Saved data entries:
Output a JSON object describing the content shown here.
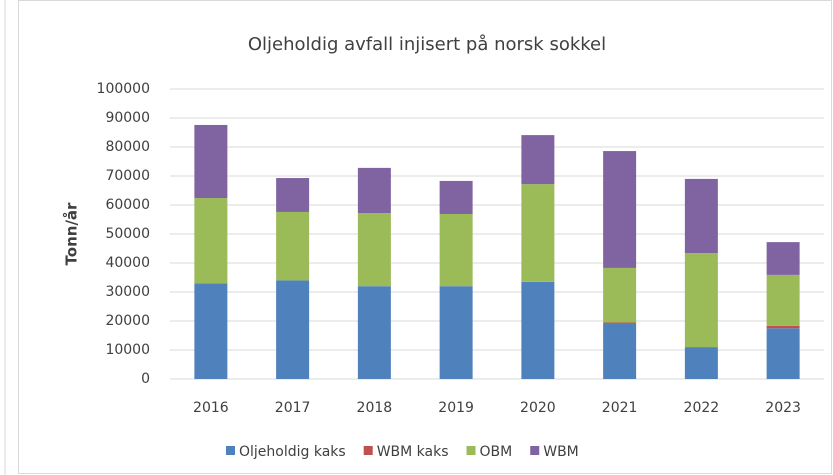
{
  "chart_data": {
    "type": "stacked_bar",
    "title": "Oljeholdig avfall injisert på norsk sokkel",
    "y_label": "Tonn/år",
    "categories": [
      "2016",
      "2017",
      "2018",
      "2019",
      "2020",
      "2021",
      "2022",
      "2023"
    ],
    "series": [
      {
        "name": "Oljeholdig kaks",
        "color": "#4f81bd",
        "values": [
          33000,
          34000,
          32000,
          32000,
          33500,
          19000,
          11000,
          17500
        ]
      },
      {
        "name": "WBM kaks",
        "color": "#c0504d",
        "values": [
          0,
          0,
          0,
          0,
          0,
          500,
          0,
          800
        ]
      },
      {
        "name": "OBM",
        "color": "#9bbb59",
        "values": [
          29400,
          23600,
          25200,
          24900,
          33700,
          18800,
          32400,
          17600
        ]
      },
      {
        "name": "WBM",
        "color": "#8064a2",
        "values": [
          25200,
          11700,
          15600,
          11400,
          16900,
          40300,
          25600,
          11300
        ]
      }
    ],
    "ylim": [
      0,
      100000
    ],
    "yticks": [
      0,
      10000,
      20000,
      30000,
      40000,
      50000,
      60000,
      70000,
      80000,
      90000,
      100000
    ],
    "grid": true,
    "legend": "bottom"
  }
}
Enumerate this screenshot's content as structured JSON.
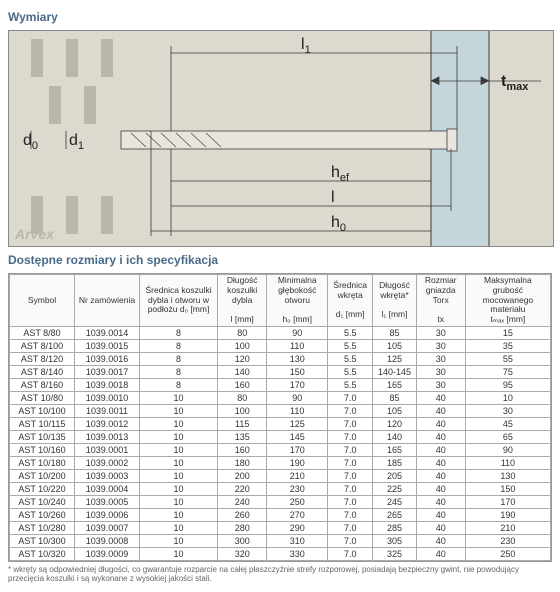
{
  "titles": {
    "dimensions": "Wymiary",
    "spec": "Dostępne rozmiary i ich specyfikacja"
  },
  "diagram": {
    "l1": "l",
    "tmax": "t",
    "d0": "d",
    "d1": "d",
    "hef": "h",
    "l": "l",
    "h0": "h",
    "brand": "Arvex",
    "sub1": "1",
    "sub0": "0",
    "subef": "ef",
    "submax": "max"
  },
  "columns": [
    "Symbol",
    "Nr zamówienia",
    "Średnica koszulki dybla i otworu w podłożu d₀ [mm]",
    "Długość koszulki dybla\n\nl [mm]",
    "Minimalna głębokość otworu\n\nh₀ [mm]",
    "Średnica wkręta\n\nd₁ [mm]",
    "Długość wkręta*\n\nl₁ [mm]",
    "Rozmiar gniazda Torx\n\ntx",
    "Maksymalna grubość mocowanego materiału\ntₘₐₓ [mm]"
  ],
  "rows": [
    [
      "AST 8/80",
      "1039.0014",
      "8",
      "80",
      "90",
      "5.5",
      "85",
      "30",
      "15"
    ],
    [
      "AST 8/100",
      "1039.0015",
      "8",
      "100",
      "110",
      "5.5",
      "105",
      "30",
      "35"
    ],
    [
      "AST 8/120",
      "1039.0016",
      "8",
      "120",
      "130",
      "5.5",
      "125",
      "30",
      "55"
    ],
    [
      "AST 8/140",
      "1039.0017",
      "8",
      "140",
      "150",
      "5.5",
      "140-145",
      "30",
      "75"
    ],
    [
      "AST 8/160",
      "1039.0018",
      "8",
      "160",
      "170",
      "5.5",
      "165",
      "30",
      "95"
    ],
    [
      "AST 10/80",
      "1039.0010",
      "10",
      "80",
      "90",
      "7.0",
      "85",
      "40",
      "10"
    ],
    [
      "AST 10/100",
      "1039.0011",
      "10",
      "100",
      "110",
      "7.0",
      "105",
      "40",
      "30"
    ],
    [
      "AST 10/115",
      "1039.0012",
      "10",
      "115",
      "125",
      "7.0",
      "120",
      "40",
      "45"
    ],
    [
      "AST 10/135",
      "1039.0013",
      "10",
      "135",
      "145",
      "7.0",
      "140",
      "40",
      "65"
    ],
    [
      "AST 10/160",
      "1039.0001",
      "10",
      "160",
      "170",
      "7.0",
      "165",
      "40",
      "90"
    ],
    [
      "AST 10/180",
      "1039.0002",
      "10",
      "180",
      "190",
      "7.0",
      "185",
      "40",
      "110"
    ],
    [
      "AST 10/200",
      "1039.0003",
      "10",
      "200",
      "210",
      "7.0",
      "205",
      "40",
      "130"
    ],
    [
      "AST 10/220",
      "1039.0004",
      "10",
      "220",
      "230",
      "7.0",
      "225",
      "40",
      "150"
    ],
    [
      "AST 10/240",
      "1039.0005",
      "10",
      "240",
      "250",
      "7.0",
      "245",
      "40",
      "170"
    ],
    [
      "AST 10/260",
      "1039.0006",
      "10",
      "260",
      "270",
      "7.0",
      "265",
      "40",
      "190"
    ],
    [
      "AST 10/280",
      "1039.0007",
      "10",
      "280",
      "290",
      "7.0",
      "285",
      "40",
      "210"
    ],
    [
      "AST 10/300",
      "1039.0008",
      "10",
      "300",
      "310",
      "7.0",
      "305",
      "40",
      "230"
    ],
    [
      "AST 10/320",
      "1039.0009",
      "10",
      "320",
      "330",
      "7.0",
      "325",
      "40",
      "250"
    ]
  ],
  "footnote": "* wkręty są odpowiedniej długości, co gwarantuje rozparcie na całej płaszczyźnie strefy rozporowej, posiadają bezpieczny gwint, nie powodujący przecięcia koszulki i są wykonane z wysokiej jakości stali.",
  "colors": {
    "bg_wall": "#dcd9ce",
    "slot": "#bab7a8",
    "concrete": "#c5d6db",
    "line": "#3a3a3a",
    "anchor_fill": "#e8e6dc"
  }
}
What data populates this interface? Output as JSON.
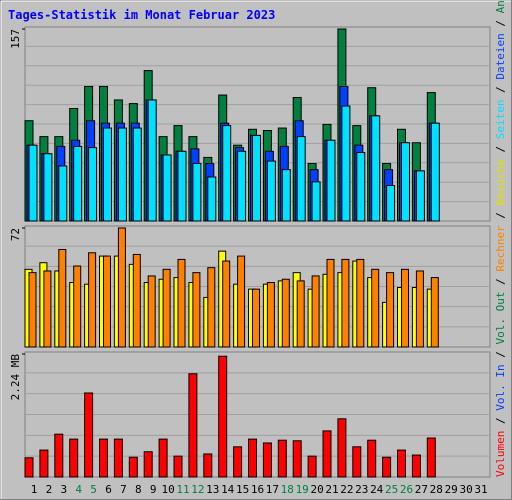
{
  "title": "Tages-Statistik im Monat Februar 2023",
  "x_axis": {
    "categories": [
      "1",
      "2",
      "3",
      "4",
      "5",
      "6",
      "7",
      "8",
      "9",
      "10",
      "11",
      "12",
      "13",
      "14",
      "15",
      "16",
      "17",
      "18",
      "19",
      "20",
      "21",
      "22",
      "23",
      "24",
      "25",
      "26",
      "27",
      "28",
      "29",
      "30",
      "31"
    ],
    "weekend": [
      3,
      4,
      10,
      11,
      17,
      18,
      24,
      25
    ],
    "color": "#000000",
    "weekend_color": "#008040"
  },
  "legend_separator": " / ",
  "chart_data": [
    {
      "type": "bar",
      "ylim": [
        0,
        157
      ],
      "yticks": [
        157
      ],
      "series": [
        {
          "name": "Anfragen",
          "color": "#008040",
          "values": [
            82,
            69,
            69,
            92,
            110,
            110,
            99,
            96,
            123,
            69,
            78,
            69,
            52,
            103,
            62,
            75,
            74,
            76,
            101,
            47,
            79,
            157,
            78,
            109,
            47,
            75,
            64,
            105,
            null,
            null,
            null
          ]
        },
        {
          "name": "Dateien",
          "color": "#0040ff",
          "values": [
            62,
            55,
            61,
            66,
            82,
            80,
            80,
            80,
            99,
            54,
            57,
            59,
            47,
            80,
            60,
            70,
            57,
            61,
            82,
            42,
            66,
            110,
            62,
            86,
            42,
            64,
            41,
            80,
            null,
            null,
            null
          ]
        },
        {
          "name": "Seiten",
          "color": "#00e0ff",
          "values": [
            62,
            55,
            45,
            61,
            60,
            76,
            76,
            76,
            99,
            54,
            57,
            47,
            36,
            78,
            57,
            70,
            49,
            42,
            69,
            32,
            66,
            94,
            56,
            86,
            29,
            64,
            41,
            80,
            null,
            null,
            null
          ]
        }
      ]
    },
    {
      "type": "bar",
      "ylim": [
        0,
        72
      ],
      "yticks": [
        72
      ],
      "series": [
        {
          "name": "Besuche",
          "color": "#ffff00",
          "values": [
            47,
            51,
            46,
            39,
            38,
            55,
            55,
            50,
            39,
            41,
            42,
            39,
            30,
            58,
            38,
            35,
            38,
            40,
            45,
            35,
            44,
            45,
            52,
            42,
            27,
            36,
            36,
            35,
            null,
            null,
            null
          ]
        },
        {
          "name": "Rechner",
          "color": "#ff8000",
          "values": [
            45,
            46,
            59,
            49,
            57,
            55,
            72,
            56,
            43,
            47,
            53,
            45,
            48,
            52,
            55,
            35,
            39,
            41,
            40,
            43,
            53,
            53,
            53,
            47,
            45,
            47,
            46,
            42,
            null,
            null,
            null
          ]
        }
      ]
    },
    {
      "type": "bar",
      "ylim": [
        0,
        2.24
      ],
      "yticks": [
        {
          "value": 2.24,
          "label": "2.24 MB"
        }
      ],
      "series": [
        {
          "name": "Volumen",
          "color": "#ff0000",
          "values": [
            0.35,
            0.49,
            0.78,
            0.69,
            1.53,
            0.69,
            0.69,
            0.36,
            0.46,
            0.69,
            0.38,
            1.88,
            0.42,
            2.2,
            0.55,
            0.69,
            0.62,
            0.67,
            0.66,
            0.38,
            0.84,
            1.06,
            0.55,
            0.67,
            0.36,
            0.49,
            0.4,
            0.71,
            null,
            null,
            null
          ]
        }
      ],
      "legend_extra": [
        {
          "name": "Vol. In",
          "color": "#0040ff"
        },
        {
          "name": "Vol. Out",
          "color": "#008040"
        }
      ]
    }
  ]
}
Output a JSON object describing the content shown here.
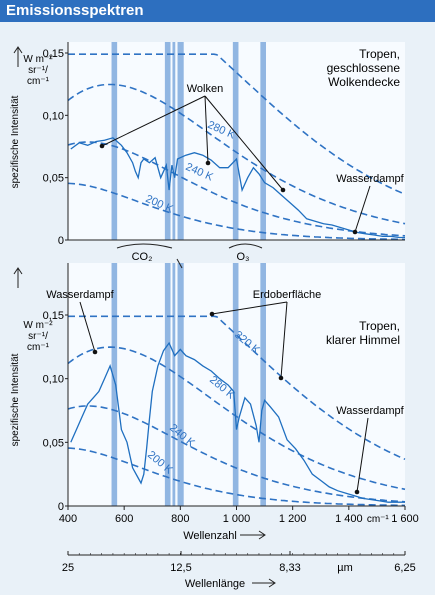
{
  "title": "Emissionsspektren",
  "colors": {
    "header": "#2d6fbf",
    "spectrum": "#1f6fc0",
    "planck": "#2f73c4",
    "band": "#6f9fd8",
    "background": "#e9f1f8",
    "plot": "#f7fbff"
  },
  "chart_data": [
    {
      "type": "line",
      "panel_label": "Tropen,\ngeschlossene\nWolkendecke",
      "ylabel": "spezifische Intensität",
      "yunit": "W m⁻² sr⁻¹/ cm⁻¹",
      "y_ticks": [
        "0,15",
        "0,10",
        "0,05",
        "0"
      ],
      "ylim": [
        0,
        0.15
      ],
      "xlim": [
        400,
        1600
      ],
      "planck_labels": [
        "280 K",
        "240 K",
        "200 K"
      ],
      "annotations": [
        "Wolken",
        "Wasserdampf"
      ],
      "series": [
        {
          "x": [
            410,
            440,
            470,
            500,
            530,
            560,
            590,
            610,
            630,
            640,
            650,
            660,
            670,
            690,
            710,
            730,
            750,
            760,
            770,
            780,
            790,
            800,
            820,
            850,
            880,
            910,
            940,
            970,
            1000,
            1020,
            1040,
            1060,
            1080,
            1100,
            1130,
            1160,
            1190,
            1220,
            1250,
            1280,
            1310,
            1340,
            1370,
            1400,
            1430,
            1460,
            1490,
            1520,
            1550,
            1580,
            1600
          ],
          "y": [
            0.073,
            0.078,
            0.076,
            0.079,
            0.08,
            0.082,
            0.076,
            0.07,
            0.062,
            0.055,
            0.05,
            0.062,
            0.065,
            0.062,
            0.066,
            0.05,
            0.06,
            0.04,
            0.06,
            0.05,
            0.065,
            0.066,
            0.068,
            0.07,
            0.068,
            0.064,
            0.058,
            0.058,
            0.065,
            0.04,
            0.05,
            0.058,
            0.053,
            0.046,
            0.042,
            0.036,
            0.03,
            0.024,
            0.017,
            0.015,
            0.013,
            0.012,
            0.01,
            0.008,
            0.006,
            0.005,
            0.004,
            0.003,
            0.003,
            0.002,
            0.002
          ]
        }
      ]
    },
    {
      "type": "line",
      "panel_label": "Tropen,\nklarer Himmel",
      "ylabel": "spezifische Intensität",
      "yunit": "W m⁻² sr⁻¹/ cm⁻¹",
      "y_ticks": [
        "0,15",
        "0,10",
        "0,05",
        "0"
      ],
      "ylim": [
        0,
        0.15
      ],
      "xlim": [
        400,
        1600
      ],
      "planck_labels": [
        "320 K",
        "280 K",
        "240 K",
        "200 K"
      ],
      "annotations": [
        "Wasserdampf",
        "Erdoberfläche",
        "Wasserdampf"
      ],
      "band_labels": [
        "CO₂",
        "O₃"
      ],
      "series": [
        {
          "x": [
            410,
            430,
            450,
            470,
            490,
            510,
            530,
            550,
            570,
            590,
            610,
            630,
            650,
            660,
            670,
            680,
            690,
            700,
            720,
            740,
            760,
            780,
            800,
            820,
            850,
            880,
            910,
            940,
            970,
            990,
            1000,
            1010,
            1030,
            1050,
            1070,
            1080,
            1090,
            1100,
            1120,
            1150,
            1180,
            1210,
            1240,
            1270,
            1300,
            1330,
            1360,
            1390,
            1420,
            1450,
            1480,
            1510,
            1540,
            1570,
            1600
          ],
          "y": [
            0.05,
            0.06,
            0.07,
            0.08,
            0.085,
            0.09,
            0.1,
            0.11,
            0.095,
            0.06,
            0.05,
            0.03,
            0.022,
            0.018,
            0.025,
            0.045,
            0.068,
            0.09,
            0.11,
            0.122,
            0.128,
            0.118,
            0.123,
            0.118,
            0.115,
            0.11,
            0.106,
            0.1,
            0.095,
            0.09,
            0.06,
            0.07,
            0.085,
            0.08,
            0.063,
            0.05,
            0.075,
            0.083,
            0.078,
            0.07,
            0.052,
            0.045,
            0.036,
            0.025,
            0.02,
            0.015,
            0.012,
            0.01,
            0.008,
            0.006,
            0.005,
            0.004,
            0.003,
            0.003,
            0.003
          ]
        }
      ]
    }
  ],
  "x_axis": {
    "ticks": [
      "400",
      "600",
      "800",
      "1 000",
      "1 200",
      "1 400",
      "1 600"
    ],
    "unit": "cm⁻¹",
    "label": "Wellenzahl"
  },
  "wavelength_axis": {
    "ticks": [
      "25",
      "12,5",
      "8,33",
      "6,25"
    ],
    "unit": "µm",
    "label": "Wellenlänge"
  },
  "absorption_bands": [
    [
      555,
      575
    ],
    [
      745,
      765
    ],
    [
      772,
      782
    ],
    [
      790,
      812
    ],
    [
      987,
      1007
    ],
    [
      1085,
      1105
    ]
  ],
  "planck_temps": [
    320,
    280,
    240,
    200
  ]
}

## What the task asks
In the records above, find each line holding "JSON" and copy it.

## Task answer
Output a JSON object describing the content shown here.
Enumerate this screenshot's content as structured JSON.
What data populates this interface? Output as JSON.
Output a JSON object describing the content shown here.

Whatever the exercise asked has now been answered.